**Set problem:**
Can you transcribe every line exactly and leave the pictures behind?

__________________________________________________

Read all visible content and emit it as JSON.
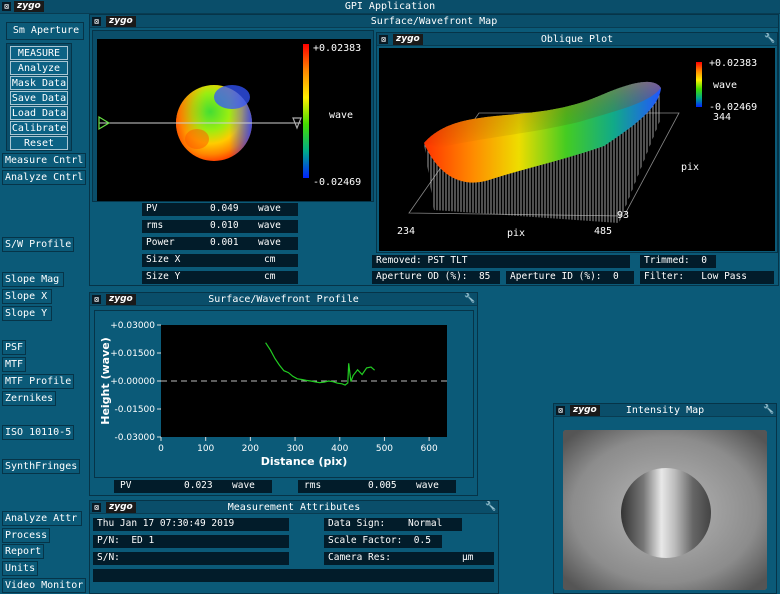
{
  "app": {
    "title": "GPI Application"
  },
  "left_buttons": {
    "sm_aperture": "Sm Aperture",
    "measure": "MEASURE",
    "analyze": "Analyze",
    "mask_data": "Mask Data",
    "save_data": "Save Data",
    "load_data": "Load Data",
    "calibrate": "Calibrate",
    "reset": "Reset",
    "measure_cntrl": "Measure Cntrl",
    "analyze_cntrl": "Analyze Cntrl",
    "sw_profile": "S/W Profile",
    "slope_mag": "Slope Mag",
    "slope_x": "Slope X",
    "slope_y": "Slope Y",
    "psf": "PSF",
    "mtf": "MTF",
    "mtf_profile": "MTF Profile",
    "zernikes": "Zernikes",
    "iso": "ISO 10110-5",
    "synthfringes": "SynthFringes",
    "analyze_attr": "Analyze Attr",
    "process": "Process",
    "report": "Report",
    "units": "Units",
    "video_monitor": "Video Monitor"
  },
  "logo": "zygo",
  "surface_map": {
    "title": "Surface/Wavefront Map",
    "scale_max": "+0.02383",
    "scale_min": "-0.02469",
    "scale_unit": "wave",
    "results": [
      {
        "label": "PV",
        "value": "0.049",
        "unit": "wave"
      },
      {
        "label": "rms",
        "value": "0.010",
        "unit": "wave"
      },
      {
        "label": "Power",
        "value": "0.001",
        "unit": "wave"
      },
      {
        "label": "Size X",
        "value": "",
        "unit": "cm"
      },
      {
        "label": "Size Y",
        "value": "",
        "unit": "cm"
      }
    ]
  },
  "oblique_plot": {
    "title": "Oblique Plot",
    "scale_max": "+0.02383",
    "scale_unit": "wave",
    "scale_min": "-0.02469",
    "y_top": "344",
    "y_axis_label": "pix",
    "y_bottom": "93",
    "x_left": "234",
    "x_axis_label": "pix",
    "x_right": "485"
  },
  "map_status": {
    "removed": "Removed: PST TLT",
    "trimmed": "Trimmed:  0",
    "aperture_od": "Aperture OD (%):  85",
    "aperture_id": "Aperture ID (%):  0",
    "filter": "Filter:   Low Pass"
  },
  "profile": {
    "title": "Surface/Wavefront Profile",
    "pv_label": "PV",
    "pv_value": "0.023",
    "pv_unit": "wave",
    "rms_label": "rms",
    "rms_value": "0.005",
    "rms_unit": "wave"
  },
  "chart_data": {
    "type": "line",
    "title": "",
    "xlabel": "Distance (pix)",
    "ylabel": "Height (wave)",
    "xlim": [
      0,
      640
    ],
    "ylim": [
      -0.03,
      0.03
    ],
    "x_ticks": [
      "0",
      "100",
      "200",
      "300",
      "400",
      "500",
      "600"
    ],
    "y_ticks": [
      "+0.03000",
      "+0.01500",
      "+0.00000",
      "-0.01500",
      "-0.03000"
    ],
    "grid": false,
    "zero_line": true,
    "series": [
      {
        "color": "#22cc22",
        "x": [
          234,
          245,
          255,
          265,
          275,
          285,
          295,
          305,
          315,
          325,
          335,
          345,
          355,
          365,
          375,
          385,
          395,
          405,
          412,
          418,
          420,
          425,
          430,
          440,
          450,
          460,
          470,
          478
        ],
        "y": [
          0.0205,
          0.0165,
          0.012,
          0.0085,
          0.0055,
          0.0045,
          0.0025,
          0.0012,
          0.0008,
          0.0003,
          0.0,
          -0.0005,
          -0.0009,
          -0.0006,
          0.0,
          -0.0004,
          -0.0012,
          -0.0015,
          -0.0022,
          -0.001,
          0.0095,
          -0.0003,
          0.003,
          0.006,
          0.0035,
          0.007,
          0.0075,
          0.0058
        ]
      }
    ]
  },
  "intensity_map": {
    "title": "Intensity Map"
  },
  "attributes": {
    "title": "Measurement Attributes",
    "date": "Thu Jan 17 07:30:49 2019",
    "pn": "P/N:  ED 1",
    "sn": "S/N:",
    "data_sign_label": "Data Sign:",
    "data_sign_value": "Normal",
    "scale_factor": "Scale Factor:  0.5",
    "camera_res_label": "Camera Res:",
    "camera_res_unit": "µm"
  }
}
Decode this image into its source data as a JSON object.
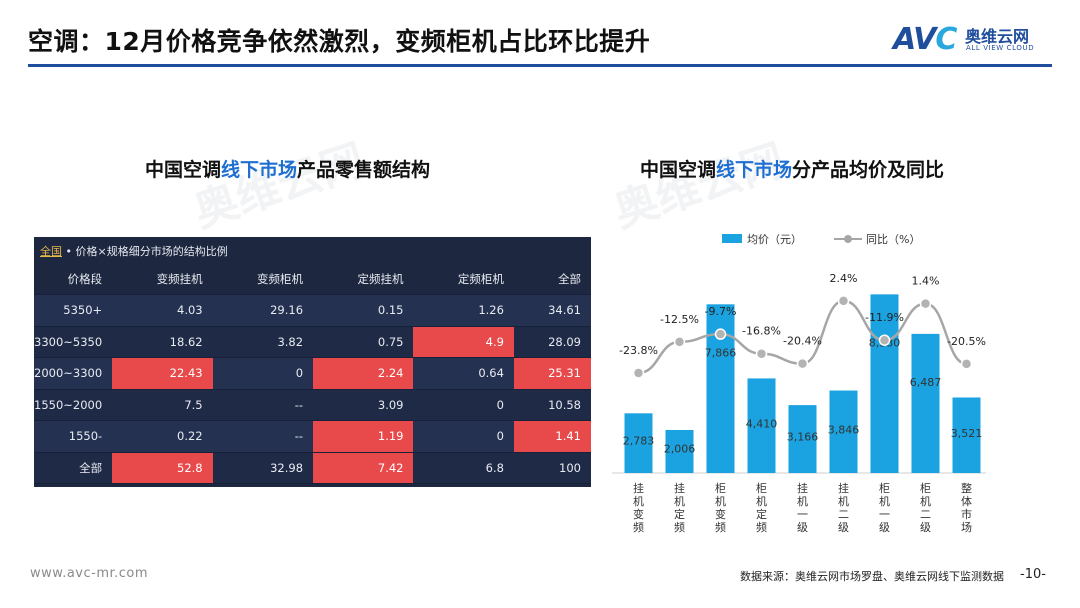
{
  "header": {
    "title": "空调：12月价格竞争依然激烈，变频柜机占比环比提升",
    "logo_mark": "AVC",
    "logo_cn": "奥维云网",
    "logo_en": "ALL VIEW CLOUD",
    "brand_color": "#1f4e9c"
  },
  "watermark": {
    "text": "奥维云网",
    "sub": "ALL VIEW CLOUD"
  },
  "left": {
    "title_pre": "中国空调",
    "title_hl": "线下市场",
    "title_post": "产品零售额结构",
    "panel_scope": "全国",
    "panel_caption": " • 价格×规格细分市场的结构比例",
    "table": {
      "headers": [
        "价格段",
        "变频挂机",
        "变频柜机",
        "定频挂机",
        "定频柜机",
        "全部"
      ],
      "rows": [
        [
          "5350+",
          "4.03",
          "29.16",
          "0.15",
          "1.26",
          "34.61"
        ],
        [
          "3300~5350",
          "18.62",
          "3.82",
          "0.75",
          "4.9",
          "28.09"
        ],
        [
          "2000~3300",
          "22.43",
          "0",
          "2.24",
          "0.64",
          "25.31"
        ],
        [
          "1550~2000",
          "7.5",
          "--",
          "3.09",
          "0",
          "10.58"
        ],
        [
          "1550-",
          "0.22",
          "--",
          "1.19",
          "0",
          "1.41"
        ],
        [
          "全部",
          "52.8",
          "32.98",
          "7.42",
          "6.8",
          "100"
        ]
      ],
      "highlight": [
        [
          1,
          4
        ],
        [
          2,
          1
        ],
        [
          2,
          3
        ],
        [
          2,
          5
        ],
        [
          4,
          3
        ],
        [
          4,
          5
        ],
        [
          5,
          1
        ],
        [
          5,
          3
        ]
      ],
      "highlight_color": "#e8494a"
    }
  },
  "right": {
    "title_pre": "中国空调",
    "title_hl": "线下市场",
    "title_post": "分产品均价及同比"
  },
  "chart_data": {
    "type": "bar",
    "categories": [
      "挂机变频",
      "挂机定频",
      "柜机变频",
      "柜机定频",
      "挂机一级",
      "挂机二级",
      "柜机一级",
      "柜机二级",
      "整体市场"
    ],
    "series": [
      {
        "name": "均价（元）",
        "type": "bar",
        "color": "#1aa3e0",
        "values": [
          2783,
          2006,
          7866,
          4410,
          3166,
          3846,
          8330,
          6487,
          3521
        ],
        "labels": [
          "2,783",
          "2,006",
          "7,866",
          "4,410",
          "3,166",
          "3,846",
          "8,330",
          "6,487",
          "3,521"
        ]
      },
      {
        "name": "同比（%）",
        "type": "line",
        "color": "#a6a6a6",
        "values": [
          -23.8,
          -12.5,
          -9.7,
          -16.8,
          -20.4,
          2.4,
          -11.9,
          1.4,
          -20.5
        ],
        "labels": [
          "-23.8%",
          "-12.5%",
          "-9.7%",
          "-16.8%",
          "-20.4%",
          "2.4%",
          "-11.9%",
          "1.4%",
          "-20.5%"
        ]
      }
    ],
    "ylim_bar": [
      0,
      9000
    ],
    "ylim_line": [
      -30,
      10
    ],
    "legend": "top"
  },
  "footer": {
    "url": "www.avc-mr.com",
    "source": "数据来源：奥维云网市场罗盘、奥维云网线下监测数据",
    "page": "-10-"
  }
}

__________________________________________________

**Reply to the exercise:**
Read all visible content and emit it as JSON.
{
  "app": {
    "title": "GPI Application"
  },
  "left_buttons": {
    "sm_aperture": "Sm Aperture",
    "measure": "MEASURE",
    "analyze": "Analyze",
    "mask_data": "Mask Data",
    "save_data": "Save Data",
    "load_data": "Load Data",
    "calibrate": "Calibrate",
    "reset": "Reset",
    "measure_cntrl": "Measure Cntrl",
    "analyze_cntrl": "Analyze Cntrl",
    "sw_profile": "S/W Profile",
    "slope_mag": "Slope Mag",
    "slope_x": "Slope X",
    "slope_y": "Slope Y",
    "psf": "PSF",
    "mtf": "MTF",
    "mtf_profile": "MTF Profile",
    "zernikes": "Zernikes",
    "iso": "ISO 10110-5",
    "synthfringes": "SynthFringes",
    "analyze_attr": "Analyze Attr",
    "process": "Process",
    "report": "Report",
    "units": "Units",
    "video_monitor": "Video Monitor"
  },
  "logo": "zygo",
  "surface_map": {
    "title": "Surface/Wavefront Map",
    "scale_max": "+0.02383",
    "scale_min": "-0.02469",
    "scale_unit": "wave",
    "results": [
      {
        "label": "PV",
        "value": "0.049",
        "unit": "wave"
      },
      {
        "label": "rms",
        "value": "0.010",
        "unit": "wave"
      },
      {
        "label": "Power",
        "value": "0.001",
        "unit": "wave"
      },
      {
        "label": "Size X",
        "value": "",
        "unit": "cm"
      },
      {
        "label": "Size Y",
        "value": "",
        "unit": "cm"
      }
    ]
  },
  "oblique_plot": {
    "title": "Oblique Plot",
    "scale_max": "+0.02383",
    "scale_unit": "wave",
    "scale_min": "-0.02469",
    "y_top": "344",
    "y_axis_label": "pix",
    "y_bottom": "93",
    "x_left": "234",
    "x_axis_label": "pix",
    "x_right": "485"
  },
  "map_status": {
    "removed": "Removed: PST TLT",
    "trimmed": "Trimmed:  0",
    "aperture_od": "Aperture OD (%):  85",
    "aperture_id": "Aperture ID (%):  0",
    "filter": "Filter:   Low Pass"
  },
  "profile": {
    "title": "Surface/Wavefront Profile",
    "pv_label": "PV",
    "pv_value": "0.023",
    "pv_unit": "wave",
    "rms_label": "rms",
    "rms_value": "0.005",
    "rms_unit": "wave"
  },
  "chart_data": {
    "type": "line",
    "title": "",
    "xlabel": "Distance (pix)",
    "ylabel": "Height (wave)",
    "xlim": [
      0,
      640
    ],
    "ylim": [
      -0.03,
      0.03
    ],
    "x_ticks": [
      "0",
      "100",
      "200",
      "300",
      "400",
      "500",
      "600"
    ],
    "y_ticks": [
      "+0.03000",
      "+0.01500",
      "+0.00000",
      "-0.01500",
      "-0.03000"
    ],
    "grid": false,
    "zero_line": true,
    "series": [
      {
        "color": "#22cc22",
        "x": [
          234,
          245,
          255,
          265,
          275,
          285,
          295,
          305,
          315,
          325,
          335,
          345,
          355,
          365,
          375,
          385,
          395,
          405,
          412,
          418,
          420,
          425,
          430,
          440,
          450,
          460,
          470,
          478
        ],
        "y": [
          0.0205,
          0.0165,
          0.012,
          0.0085,
          0.0055,
          0.0045,
          0.0025,
          0.0012,
          0.0008,
          0.0003,
          0.0,
          -0.0005,
          -0.0009,
          -0.0006,
          0.0,
          -0.0004,
          -0.0012,
          -0.0015,
          -0.0022,
          -0.001,
          0.0095,
          -0.0003,
          0.003,
          0.006,
          0.0035,
          0.007,
          0.0075,
          0.0058
        ]
      }
    ]
  },
  "intensity_map": {
    "title": "Intensity Map"
  },
  "attributes": {
    "title": "Measurement Attributes",
    "date": "Thu Jan 17 07:30:49 2019",
    "pn": "P/N:  ED 1",
    "sn": "S/N:",
    "data_sign_label": "Data Sign:",
    "data_sign_value": "Normal",
    "scale_factor": "Scale Factor:  0.5",
    "camera_res_label": "Camera Res:",
    "camera_res_unit": "µm"
  }
}
Decode this image into its source data as a JSON object.
{
  "header": {
    "title": "空调：12月价格竞争依然激烈，变频柜机占比环比提升",
    "logo_mark": "AVC",
    "logo_cn": "奥维云网",
    "logo_en": "ALL VIEW CLOUD",
    "brand_color": "#1f4e9c"
  },
  "watermark": {
    "text": "奥维云网",
    "sub": "ALL VIEW CLOUD"
  },
  "left": {
    "title_pre": "中国空调",
    "title_hl": "线下市场",
    "title_post": "产品零售额结构",
    "panel_scope": "全国",
    "panel_caption": " • 价格×规格细分市场的结构比例",
    "table": {
      "headers": [
        "价格段",
        "变频挂机",
        "变频柜机",
        "定频挂机",
        "定频柜机",
        "全部"
      ],
      "rows": [
        [
          "5350+",
          "4.03",
          "29.16",
          "0.15",
          "1.26",
          "34.61"
        ],
        [
          "3300~5350",
          "18.62",
          "3.82",
          "0.75",
          "4.9",
          "28.09"
        ],
        [
          "2000~3300",
          "22.43",
          "0",
          "2.24",
          "0.64",
          "25.31"
        ],
        [
          "1550~2000",
          "7.5",
          "--",
          "3.09",
          "0",
          "10.58"
        ],
        [
          "1550-",
          "0.22",
          "--",
          "1.19",
          "0",
          "1.41"
        ],
        [
          "全部",
          "52.8",
          "32.98",
          "7.42",
          "6.8",
          "100"
        ]
      ],
      "highlight": [
        [
          1,
          4
        ],
        [
          2,
          1
        ],
        [
          2,
          3
        ],
        [
          2,
          5
        ],
        [
          4,
          3
        ],
        [
          4,
          5
        ],
        [
          5,
          1
        ],
        [
          5,
          3
        ]
      ],
      "highlight_color": "#e8494a"
    }
  },
  "right": {
    "title_pre": "中国空调",
    "title_hl": "线下市场",
    "title_post": "分产品均价及同比"
  },
  "chart_data": {
    "type": "bar",
    "categories": [
      "挂机变频",
      "挂机定频",
      "柜机变频",
      "柜机定频",
      "挂机一级",
      "挂机二级",
      "柜机一级",
      "柜机二级",
      "整体市场"
    ],
    "series": [
      {
        "name": "均价（元）",
        "type": "bar",
        "color": "#1aa3e0",
        "values": [
          2783,
          2006,
          7866,
          4410,
          3166,
          3846,
          8330,
          6487,
          3521
        ],
        "labels": [
          "2,783",
          "2,006",
          "7,866",
          "4,410",
          "3,166",
          "3,846",
          "8,330",
          "6,487",
          "3,521"
        ]
      },
      {
        "name": "同比（%）",
        "type": "line",
        "color": "#a6a6a6",
        "values": [
          -23.8,
          -12.5,
          -9.7,
          -16.8,
          -20.4,
          2.4,
          -11.9,
          1.4,
          -20.5
        ],
        "labels": [
          "-23.8%",
          "-12.5%",
          "-9.7%",
          "-16.8%",
          "-20.4%",
          "2.4%",
          "-11.9%",
          "1.4%",
          "-20.5%"
        ]
      }
    ],
    "ylim_bar": [
      0,
      9000
    ],
    "ylim_line": [
      -30,
      10
    ],
    "legend": "top"
  },
  "footer": {
    "url": "www.avc-mr.com",
    "source": "数据来源：奥维云网市场罗盘、奥维云网线下监测数据",
    "page": "-10-"
  }
}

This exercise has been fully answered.